_Excerpted records_
.....

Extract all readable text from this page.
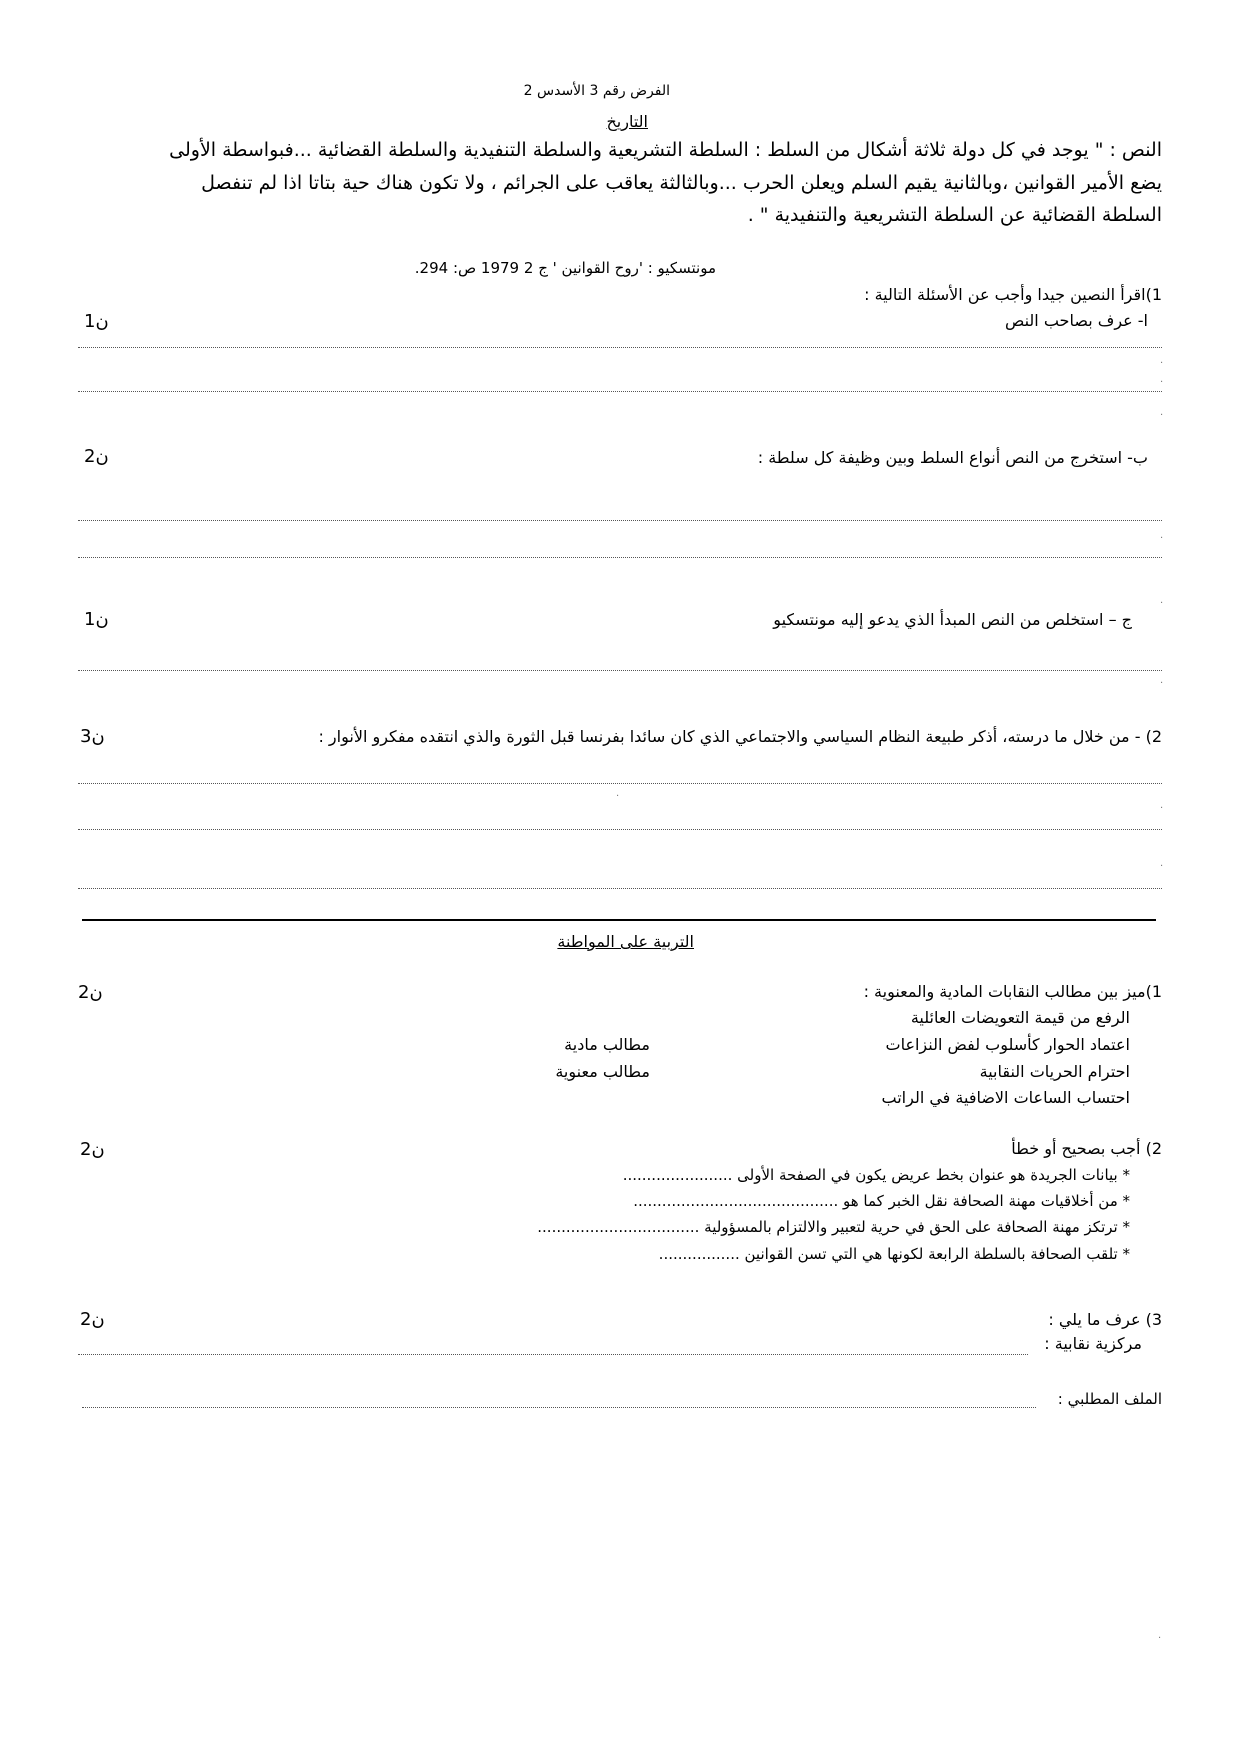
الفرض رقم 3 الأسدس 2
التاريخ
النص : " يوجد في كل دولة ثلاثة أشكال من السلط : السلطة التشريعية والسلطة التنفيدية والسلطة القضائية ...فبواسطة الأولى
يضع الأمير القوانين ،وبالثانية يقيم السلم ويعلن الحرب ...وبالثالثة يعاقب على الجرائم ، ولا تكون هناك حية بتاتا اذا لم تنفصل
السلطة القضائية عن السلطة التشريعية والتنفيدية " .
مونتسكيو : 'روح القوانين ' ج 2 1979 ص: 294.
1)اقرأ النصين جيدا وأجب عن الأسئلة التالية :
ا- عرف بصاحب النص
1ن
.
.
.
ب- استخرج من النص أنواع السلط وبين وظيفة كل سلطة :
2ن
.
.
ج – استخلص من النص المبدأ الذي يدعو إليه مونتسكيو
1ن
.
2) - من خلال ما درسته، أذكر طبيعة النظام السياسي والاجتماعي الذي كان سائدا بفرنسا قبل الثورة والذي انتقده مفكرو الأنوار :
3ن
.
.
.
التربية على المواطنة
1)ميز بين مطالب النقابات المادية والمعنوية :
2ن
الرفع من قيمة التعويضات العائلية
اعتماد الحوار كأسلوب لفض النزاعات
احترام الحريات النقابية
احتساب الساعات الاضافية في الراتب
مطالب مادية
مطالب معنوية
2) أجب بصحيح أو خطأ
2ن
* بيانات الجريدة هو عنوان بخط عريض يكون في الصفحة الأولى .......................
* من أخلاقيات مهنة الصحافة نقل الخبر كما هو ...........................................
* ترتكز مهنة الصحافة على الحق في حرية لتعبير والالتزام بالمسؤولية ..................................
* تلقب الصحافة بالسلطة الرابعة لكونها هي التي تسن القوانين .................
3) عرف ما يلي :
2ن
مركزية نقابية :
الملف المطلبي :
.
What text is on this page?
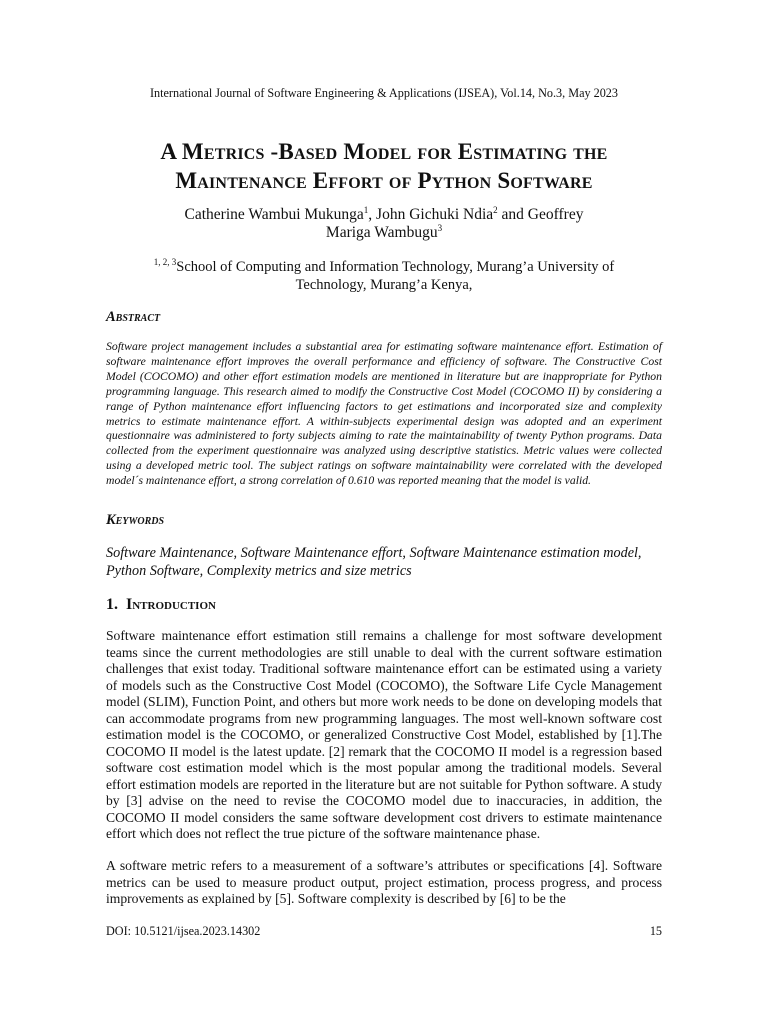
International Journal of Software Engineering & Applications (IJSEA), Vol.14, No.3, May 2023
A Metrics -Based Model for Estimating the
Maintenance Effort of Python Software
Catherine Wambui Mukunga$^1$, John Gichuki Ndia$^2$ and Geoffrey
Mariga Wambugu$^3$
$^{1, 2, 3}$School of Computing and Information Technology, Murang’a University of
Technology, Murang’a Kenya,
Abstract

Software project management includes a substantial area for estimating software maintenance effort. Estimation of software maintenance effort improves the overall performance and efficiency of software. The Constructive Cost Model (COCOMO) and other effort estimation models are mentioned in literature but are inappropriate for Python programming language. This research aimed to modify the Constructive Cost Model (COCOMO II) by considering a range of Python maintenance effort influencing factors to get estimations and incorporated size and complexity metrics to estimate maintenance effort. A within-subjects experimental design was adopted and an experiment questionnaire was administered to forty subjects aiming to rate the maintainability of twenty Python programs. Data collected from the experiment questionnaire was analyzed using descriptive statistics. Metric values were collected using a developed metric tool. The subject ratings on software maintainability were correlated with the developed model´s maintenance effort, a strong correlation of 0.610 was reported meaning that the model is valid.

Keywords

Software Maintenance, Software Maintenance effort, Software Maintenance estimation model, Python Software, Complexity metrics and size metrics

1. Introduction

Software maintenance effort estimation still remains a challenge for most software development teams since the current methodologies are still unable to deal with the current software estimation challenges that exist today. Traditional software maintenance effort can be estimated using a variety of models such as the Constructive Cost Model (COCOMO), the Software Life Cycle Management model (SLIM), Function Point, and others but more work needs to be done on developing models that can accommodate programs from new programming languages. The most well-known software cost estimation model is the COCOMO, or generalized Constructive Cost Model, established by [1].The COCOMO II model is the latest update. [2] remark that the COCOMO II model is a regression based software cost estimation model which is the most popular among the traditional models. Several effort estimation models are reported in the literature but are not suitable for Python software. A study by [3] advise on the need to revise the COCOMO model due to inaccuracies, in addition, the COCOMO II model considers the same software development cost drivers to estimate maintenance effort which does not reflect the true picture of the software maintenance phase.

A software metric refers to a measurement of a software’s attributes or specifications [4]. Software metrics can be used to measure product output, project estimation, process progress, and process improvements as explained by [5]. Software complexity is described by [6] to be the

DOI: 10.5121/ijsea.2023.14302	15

.....

_Work instructions_
Images in the records should not be copied. Repeat all the rest exactly.

_Problem solution_
Extract all readable text from this page.
الفرض رقم 3 الأسدس 2
التاريخ
النص : " يوجد في كل دولة ثلاثة أشكال من السلط : السلطة التشريعية والسلطة التنفيدية والسلطة القضائية ...فبواسطة الأولى
يضع الأمير القوانين ،وبالثانية يقيم السلم ويعلن الحرب ...وبالثالثة يعاقب على الجرائم ، ولا تكون هناك حية بتاتا اذا لم تنفصل
السلطة القضائية عن السلطة التشريعية والتنفيدية " .
مونتسكيو : 'روح القوانين ' ج 2 1979 ص: 294.
1)اقرأ النصين جيدا وأجب عن الأسئلة التالية :
ا- عرف بصاحب النص
1ن
.
.
.
ب- استخرج من النص أنواع السلط وبين وظيفة كل سلطة :
2ن
.
.
ج – استخلص من النص المبدأ الذي يدعو إليه مونتسكيو
1ن
.
2) - من خلال ما درسته، أذكر طبيعة النظام السياسي والاجتماعي الذي كان سائدا بفرنسا قبل الثورة والذي انتقده مفكرو الأنوار :
3ن
.
.
.
التربية على المواطنة
1)ميز بين مطالب النقابات المادية والمعنوية :
2ن
الرفع من قيمة التعويضات العائلية
اعتماد الحوار كأسلوب لفض النزاعات
احترام الحريات النقابية
احتساب الساعات الاضافية في الراتب
مطالب مادية
مطالب معنوية
2) أجب بصحيح أو خطأ
2ن
* بيانات الجريدة هو عنوان بخط عريض يكون في الصفحة الأولى .......................
* من أخلاقيات مهنة الصحافة نقل الخبر كما هو ...........................................
* ترتكز مهنة الصحافة على الحق في حرية لتعبير والالتزام بالمسؤولية ..................................
* تلقب الصحافة بالسلطة الرابعة لكونها هي التي تسن القوانين .................
3) عرف ما يلي :
2ن
مركزية نقابية :
الملف المطلبي :
.
What text is on this page?
International Journal of Software Engineering & Applications (IJSEA), Vol.14, No.3, May 2023
A Metrics -Based Model for Estimating the
Maintenance Effort of Python Software
Catherine Wambui Mukunga$^1$, John Gichuki Ndia$^2$ and Geoffrey
Mariga Wambugu$^3$
$^{1, 2, 3}$School of Computing and Information Technology, Murang’a University of
Technology, Murang’a Kenya,
Abstract

Software project management includes a substantial area for estimating software maintenance effort. Estimation of software maintenance effort improves the overall performance and efficiency of software. The Constructive Cost Model (COCOMO) and other effort estimation models are mentioned in literature but are inappropriate for Python programming language. This research aimed to modify the Constructive Cost Model (COCOMO II) by considering a range of Python maintenance effort influencing factors to get estimations and incorporated size and complexity metrics to estimate maintenance effort. A within-subjects experimental design was adopted and an experiment questionnaire was administered to forty subjects aiming to rate the maintainability of twenty Python programs. Data collected from the experiment questionnaire was analyzed using descriptive statistics. Metric values were collected using a developed metric tool. The subject ratings on software maintainability were correlated with the developed model´s maintenance effort, a strong correlation of 0.610 was reported meaning that the model is valid.

Keywords

Software Maintenance, Software Maintenance effort, Software Maintenance estimation model, Python Software, Complexity metrics and size metrics

1. Introduction

Software maintenance effort estimation still remains a challenge for most software development teams since the current methodologies are still unable to deal with the current software estimation challenges that exist today. Traditional software maintenance effort can be estimated using a variety of models such as the Constructive Cost Model (COCOMO), the Software Life Cycle Management model (SLIM), Function Point, and others but more work needs to be done on developing models that can accommodate programs from new programming languages. The most well-known software cost estimation model is the COCOMO, or generalized Constructive Cost Model, established by [1].The COCOMO II model is the latest update. [2] remark that the COCOMO II model is a regression based software cost estimation model which is the most popular among the traditional models. Several effort estimation models are reported in the literature but are not suitable for Python software. A study by [3] advise on the need to revise the COCOMO model due to inaccuracies, in addition, the COCOMO II model considers the same software development cost drivers to estimate maintenance effort which does not reflect the true picture of the software maintenance phase.

A software metric refers to a measurement of a software’s attributes or specifications [4]. Software metrics can be used to measure product output, project estimation, process progress, and process improvements as explained by [5]. Software complexity is described by [6] to be the

DOI: 10.5121/ijsea.2023.14302	15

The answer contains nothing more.